Ventes d’armes : vers la levée du secret défense ?
Depuis ces condamnations en première instance, les demandes de levée du secret défense sur les ventes d’armes fusent..qu’en sera t-il ?
Angolagate : miroir de la Françafrique
Parmi les protagonistes de cette affaire, un ancien ministre de l’Intérieur, un ancien préfet, le fils d’un Président de la République, un ancien député : voilà qui ne va malheureusement pas contribuer à améliorer parmi nos concitoyens l’idée qu’ils se font de l’intégrité de ceux qui sont censés servir la République.
La justice française a rendu son jugement, le 27 octobre, dans l’affaire de l’Angolagate. Parmi les 42 prévenus, le sénateur et ancien ministre de l’Intérieur Charles Pasqua a été condamné à un an de prison ferme et à 100 000 euros d’amende pour trafic d’influence.
Charles Pasqua est l’une des personnalités qui étaient poursuivies devant le tribunal correctionnel de Paris pour avoir participé, dans les années 1990, à la mise en place d’un trafic d’armes à destination de l’Angola, ou touché des pots-de-vin dans le cadre de cette affaire.
Les principaux protagonistes de l’Angolagate, les hommes d’affaires Pierre Falcone et Arcadi Gaydamak, écopent quant à eux de six ans de prison ferme. Pierre Falcone a été incarcéré à la suite de l’audience. Arcadi Gaydamak, en fuite, fait l’objet d’un mandat d’arrêt international.
La justice reproche aux deux hommes d’avoir vendu à l’Angola, entre 1993 et 1998, sans avoir reçu d’autorisation de l’État français, alors que le pays était déchiré par une guerre civile, des armes en provenance de l’ex-bloc soviétique.
L’ancien préfet Jean-Claude Marchiani a été condamné à trois ans de prison, dont 21 mois avec sursis, pour complicité de trafic d’influence et recel d’abus de biens sociaux.
Relaxé de l’accusation de trafic d’armes, Jean-Christophe Mitterrand, le fils de l’ancien président de la République, a toutefois été condamné à deux ans de prison avec sursis et 375 000 euros d’amende pour avoir mis les vendeurs en contact avec le régime angolais et avoir reçu, en échange, un certain nombre de “récompenses”.
Jacques Attali, ancien conseiller de François Mitterrand et Georges Fenech, ancien député UMP et ancien magistrat ont quant à eux été relaxés.
Notre ancien ministre de l’intérieur droit dans ses bottes, devant les caméras de la télévision continue à défier la justice.Il fera appel contre la décision rendue et probablement sa peine de prison ferme sera transformée en peine de prison avec sursis.Cet homme réclame la levée du SECRET DEFENSE afin que d’autres personnalités soient poursuivies.La justice doit aller jusqu’au bout et ne doit pas laisser dans l’esprit de nos concitoyens l’impression…que certains “hommes” sont intouchables.

++++

EXPLORER LE TEXTE
**a.** Recopiez fidèlement le passage de l'article sur l'Angolagate qui commence par les mots contenant « Angolagate : miroir » et se termine par « pour trafic d’influence. ».
**b.** D'après l'article sur l'Angolagate, à quelle peine Pierre Falcone et Arcadi Gaydamak ont-ils été condamnés ?

DONNÉES À ANALYSER
++++

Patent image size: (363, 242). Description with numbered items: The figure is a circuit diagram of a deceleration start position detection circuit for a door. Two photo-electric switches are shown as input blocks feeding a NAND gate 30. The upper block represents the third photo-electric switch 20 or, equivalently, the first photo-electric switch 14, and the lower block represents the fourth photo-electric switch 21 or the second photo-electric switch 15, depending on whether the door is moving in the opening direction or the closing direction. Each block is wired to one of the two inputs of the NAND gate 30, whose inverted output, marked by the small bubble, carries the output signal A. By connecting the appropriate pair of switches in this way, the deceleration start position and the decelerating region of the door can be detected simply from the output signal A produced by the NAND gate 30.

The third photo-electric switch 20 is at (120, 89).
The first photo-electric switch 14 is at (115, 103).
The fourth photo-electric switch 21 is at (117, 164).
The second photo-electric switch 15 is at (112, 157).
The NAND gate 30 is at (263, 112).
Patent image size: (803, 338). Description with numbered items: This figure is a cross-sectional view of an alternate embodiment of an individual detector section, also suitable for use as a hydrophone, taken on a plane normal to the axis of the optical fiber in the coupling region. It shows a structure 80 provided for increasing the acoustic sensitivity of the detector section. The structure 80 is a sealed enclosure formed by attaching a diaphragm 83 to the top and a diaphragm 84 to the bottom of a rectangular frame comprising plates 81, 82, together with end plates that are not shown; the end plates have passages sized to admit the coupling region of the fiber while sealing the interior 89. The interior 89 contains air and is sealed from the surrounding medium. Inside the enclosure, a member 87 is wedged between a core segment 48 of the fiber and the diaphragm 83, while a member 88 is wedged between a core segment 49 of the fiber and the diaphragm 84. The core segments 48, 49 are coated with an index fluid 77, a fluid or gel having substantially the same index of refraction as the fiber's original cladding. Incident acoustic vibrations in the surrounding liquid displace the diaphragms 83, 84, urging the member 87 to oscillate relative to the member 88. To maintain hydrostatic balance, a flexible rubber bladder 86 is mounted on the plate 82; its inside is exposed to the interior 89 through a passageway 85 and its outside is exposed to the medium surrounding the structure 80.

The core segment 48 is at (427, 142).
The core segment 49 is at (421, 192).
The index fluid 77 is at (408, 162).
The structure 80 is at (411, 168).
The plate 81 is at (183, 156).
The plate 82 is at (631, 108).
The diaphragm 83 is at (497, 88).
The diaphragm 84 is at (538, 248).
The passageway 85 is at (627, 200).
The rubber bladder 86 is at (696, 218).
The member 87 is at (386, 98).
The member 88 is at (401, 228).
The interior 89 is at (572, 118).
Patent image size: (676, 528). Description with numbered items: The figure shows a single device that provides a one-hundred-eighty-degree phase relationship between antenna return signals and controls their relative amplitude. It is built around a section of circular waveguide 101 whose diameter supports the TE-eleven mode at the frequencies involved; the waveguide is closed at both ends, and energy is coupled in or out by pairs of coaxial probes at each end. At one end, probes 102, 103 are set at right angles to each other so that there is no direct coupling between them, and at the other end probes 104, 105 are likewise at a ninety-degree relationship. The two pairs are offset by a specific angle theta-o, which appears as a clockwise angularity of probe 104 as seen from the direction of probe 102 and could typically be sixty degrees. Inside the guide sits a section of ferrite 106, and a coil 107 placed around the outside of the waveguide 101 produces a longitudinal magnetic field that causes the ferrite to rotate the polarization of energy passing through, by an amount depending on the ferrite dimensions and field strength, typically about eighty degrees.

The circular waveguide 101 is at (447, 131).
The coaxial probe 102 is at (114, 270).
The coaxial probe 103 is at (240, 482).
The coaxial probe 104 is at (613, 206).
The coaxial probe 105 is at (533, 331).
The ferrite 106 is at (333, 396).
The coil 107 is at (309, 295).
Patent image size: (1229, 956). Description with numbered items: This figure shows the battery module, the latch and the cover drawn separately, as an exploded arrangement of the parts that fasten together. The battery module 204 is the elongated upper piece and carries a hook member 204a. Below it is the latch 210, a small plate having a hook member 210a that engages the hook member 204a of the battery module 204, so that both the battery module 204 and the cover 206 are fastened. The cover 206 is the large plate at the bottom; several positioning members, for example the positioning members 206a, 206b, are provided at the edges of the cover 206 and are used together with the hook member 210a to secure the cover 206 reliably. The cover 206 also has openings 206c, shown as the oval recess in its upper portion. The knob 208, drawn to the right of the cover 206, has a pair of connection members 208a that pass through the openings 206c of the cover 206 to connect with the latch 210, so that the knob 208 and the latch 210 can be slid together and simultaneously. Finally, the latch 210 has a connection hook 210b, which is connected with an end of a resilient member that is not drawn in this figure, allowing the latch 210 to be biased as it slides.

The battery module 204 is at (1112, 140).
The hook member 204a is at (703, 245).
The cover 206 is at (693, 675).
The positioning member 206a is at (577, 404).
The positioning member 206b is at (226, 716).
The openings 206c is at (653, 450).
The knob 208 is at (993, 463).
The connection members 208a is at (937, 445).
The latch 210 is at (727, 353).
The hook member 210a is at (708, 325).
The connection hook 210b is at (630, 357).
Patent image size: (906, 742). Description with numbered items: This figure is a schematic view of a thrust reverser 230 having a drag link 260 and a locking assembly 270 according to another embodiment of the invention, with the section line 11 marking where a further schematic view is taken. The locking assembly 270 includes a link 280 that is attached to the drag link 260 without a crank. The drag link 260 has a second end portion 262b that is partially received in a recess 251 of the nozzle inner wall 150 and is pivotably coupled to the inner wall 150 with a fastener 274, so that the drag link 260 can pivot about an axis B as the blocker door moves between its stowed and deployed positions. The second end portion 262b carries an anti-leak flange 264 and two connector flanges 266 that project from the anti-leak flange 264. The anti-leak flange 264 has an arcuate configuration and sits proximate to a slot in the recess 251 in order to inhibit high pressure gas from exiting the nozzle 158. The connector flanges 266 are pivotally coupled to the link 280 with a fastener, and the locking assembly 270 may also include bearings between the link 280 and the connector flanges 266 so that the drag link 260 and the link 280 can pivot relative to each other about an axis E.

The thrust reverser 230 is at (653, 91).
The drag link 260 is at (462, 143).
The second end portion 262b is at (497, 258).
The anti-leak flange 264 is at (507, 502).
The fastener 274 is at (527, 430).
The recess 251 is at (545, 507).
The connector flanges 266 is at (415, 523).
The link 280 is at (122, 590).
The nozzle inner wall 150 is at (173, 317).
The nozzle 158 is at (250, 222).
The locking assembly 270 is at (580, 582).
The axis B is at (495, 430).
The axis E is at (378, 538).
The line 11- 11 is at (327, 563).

++++

CORRIGÉ DE L'EXERCICE
**a.**
Angolagate : miroir de la Françafrique
Parmi les protagonistes de cette affaire, un ancien ministre de l’Intérieur, un ancien préfet, le fils d’un Président de la République, un ancien député : voilà qui ne va malheureusement pas contribuer à améliorer parmi nos concitoyens l’idée qu’ils se font de l’intégrité de ceux qui sont censés servir la République.
La justice française a rendu son jugement, le 27 octobre, dans l’affaire de l’Angolagate. Parmi les 42 prévenus, le sénateur et ancien ministre de l’Intérieur Charles Pasqua a été condamné à un an de prison ferme et à 100 000 euros d’amende pour trafic d’influence.

**b.** À six ans de prison ferme.